YOUR INSTRUCTIONS:
Repeat, exactly and completely, the entries shown underneath.

· · · · · · ·

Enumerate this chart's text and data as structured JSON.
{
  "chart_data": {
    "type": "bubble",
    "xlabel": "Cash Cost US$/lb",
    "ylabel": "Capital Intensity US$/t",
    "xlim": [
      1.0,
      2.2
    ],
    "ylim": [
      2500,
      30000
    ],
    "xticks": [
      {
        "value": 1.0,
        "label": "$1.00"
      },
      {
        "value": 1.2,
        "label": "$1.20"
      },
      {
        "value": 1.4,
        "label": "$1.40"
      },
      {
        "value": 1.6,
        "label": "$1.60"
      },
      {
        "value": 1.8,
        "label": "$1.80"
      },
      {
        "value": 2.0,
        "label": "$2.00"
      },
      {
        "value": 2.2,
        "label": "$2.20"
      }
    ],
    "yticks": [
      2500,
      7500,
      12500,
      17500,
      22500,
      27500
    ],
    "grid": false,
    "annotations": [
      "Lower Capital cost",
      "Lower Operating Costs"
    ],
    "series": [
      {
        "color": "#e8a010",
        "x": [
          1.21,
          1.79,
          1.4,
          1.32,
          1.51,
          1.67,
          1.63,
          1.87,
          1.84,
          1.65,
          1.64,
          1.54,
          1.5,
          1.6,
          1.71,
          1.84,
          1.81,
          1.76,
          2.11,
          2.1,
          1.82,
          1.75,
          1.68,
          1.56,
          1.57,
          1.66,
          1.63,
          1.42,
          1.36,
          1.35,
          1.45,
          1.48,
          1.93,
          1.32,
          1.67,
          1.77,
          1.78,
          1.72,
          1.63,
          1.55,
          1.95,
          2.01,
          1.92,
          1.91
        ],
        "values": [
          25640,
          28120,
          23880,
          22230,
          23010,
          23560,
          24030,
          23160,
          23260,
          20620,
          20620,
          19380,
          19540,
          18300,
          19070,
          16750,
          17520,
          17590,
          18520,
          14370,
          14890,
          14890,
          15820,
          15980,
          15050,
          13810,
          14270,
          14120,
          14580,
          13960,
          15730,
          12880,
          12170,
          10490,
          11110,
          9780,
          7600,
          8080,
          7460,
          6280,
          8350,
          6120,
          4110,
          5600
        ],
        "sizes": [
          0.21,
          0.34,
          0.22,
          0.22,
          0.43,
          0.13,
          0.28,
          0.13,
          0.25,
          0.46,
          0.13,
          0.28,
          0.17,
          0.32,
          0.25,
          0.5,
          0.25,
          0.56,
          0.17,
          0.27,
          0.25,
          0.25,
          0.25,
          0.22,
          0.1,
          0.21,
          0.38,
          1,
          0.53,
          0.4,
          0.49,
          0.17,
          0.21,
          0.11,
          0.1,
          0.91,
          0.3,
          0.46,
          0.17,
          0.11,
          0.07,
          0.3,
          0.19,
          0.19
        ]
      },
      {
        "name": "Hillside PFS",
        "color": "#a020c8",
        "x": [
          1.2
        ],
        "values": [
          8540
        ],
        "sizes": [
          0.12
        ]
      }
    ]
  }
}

· · · · · · ·

CORRECT OUTPUT:
Enumerate this chart's text and data as structured JSON.
{
  "chart_data": {
    "type": "bubble",
    "xlabel": "Cash Cost US$/lb",
    "ylabel": "Capital Intensity US$/t",
    "xlim": [
      1.0,
      2.2
    ],
    "ylim": [
      2500,
      30000
    ],
    "xticks": [
      {
        "value": 1.0,
        "label": "$1.00"
      },
      {
        "value": 1.2,
        "label": "$1.20"
      },
      {
        "value": 1.4,
        "label": "$1.40"
      },
      {
        "value": 1.6,
        "label": "$1.60"
      },
      {
        "value": 1.8,
        "label": "$1.80"
      },
      {
        "value": 2.0,
        "label": "$2.00"
      },
      {
        "value": 2.2,
        "label": "$2.20"
      }
    ],
    "yticks": [
      2500,
      7500,
      12500,
      17500,
      22500,
      27500
    ],
    "grid": false,
    "annotations": [
      "Lower Capital cost",
      "Lower Operating Costs"
    ],
    "series": [
      {
        "color": "#e8a010",
        "x": [
          1.21,
          1.79,
          1.4,
          1.32,
          1.51,
          1.67,
          1.63,
          1.87,
          1.84,
          1.65,
          1.64,
          1.54,
          1.5,
          1.6,
          1.71,
          1.84,
          1.81,
          1.76,
          2.11,
          2.1,
          1.82,
          1.75,
          1.68,
          1.56,
          1.57,
          1.66,
          1.63,
          1.42,
          1.36,
          1.35,
          1.45,
          1.48,
          1.93,
          1.32,
          1.67,
          1.77,
          1.78,
          1.72,
          1.63,
          1.55,
          1.95,
          2.01,
          1.92,
          1.91
        ],
        "values": [
          25640,
          28120,
          23880,
          22230,
          23010,
          23560,
          24030,
          23160,
          23260,
          20620,
          20620,
          19380,
          19540,
          18300,
          19070,
          16750,
          17520,
          17590,
          18520,
          14370,
          14890,
          14890,
          15820,
          15980,
          15050,
          13810,
          14270,
          14120,
          14580,
          13960,
          15730,
          12880,
          12170,
          10490,
          11110,
          9780,
          7600,
          8080,
          7460,
          6280,
          8350,
          6120,
          4110,
          5600
        ],
        "sizes": [
          0.21,
          0.34,
          0.22,
          0.22,
          0.43,
          0.13,
          0.28,
          0.13,
          0.25,
          0.46,
          0.13,
          0.28,
          0.17,
          0.32,
          0.25,
          0.5,
          0.25,
          0.56,
          0.17,
          0.27,
          0.25,
          0.25,
          0.25,
          0.22,
          0.1,
          0.21,
          0.38,
          1,
          0.53,
          0.4,
          0.49,
          0.17,
          0.21,
          0.11,
          0.1,
          0.91,
          0.3,
          0.46,
          0.17,
          0.11,
          0.07,
          0.3,
          0.19,
          0.19
        ]
      },
      {
        "name": "Hillside PFS",
        "color": "#a020c8",
        "x": [
          1.2
        ],
        "values": [
          8540
        ],
        "sizes": [
          0.12
        ]
      }
    ]
  }
}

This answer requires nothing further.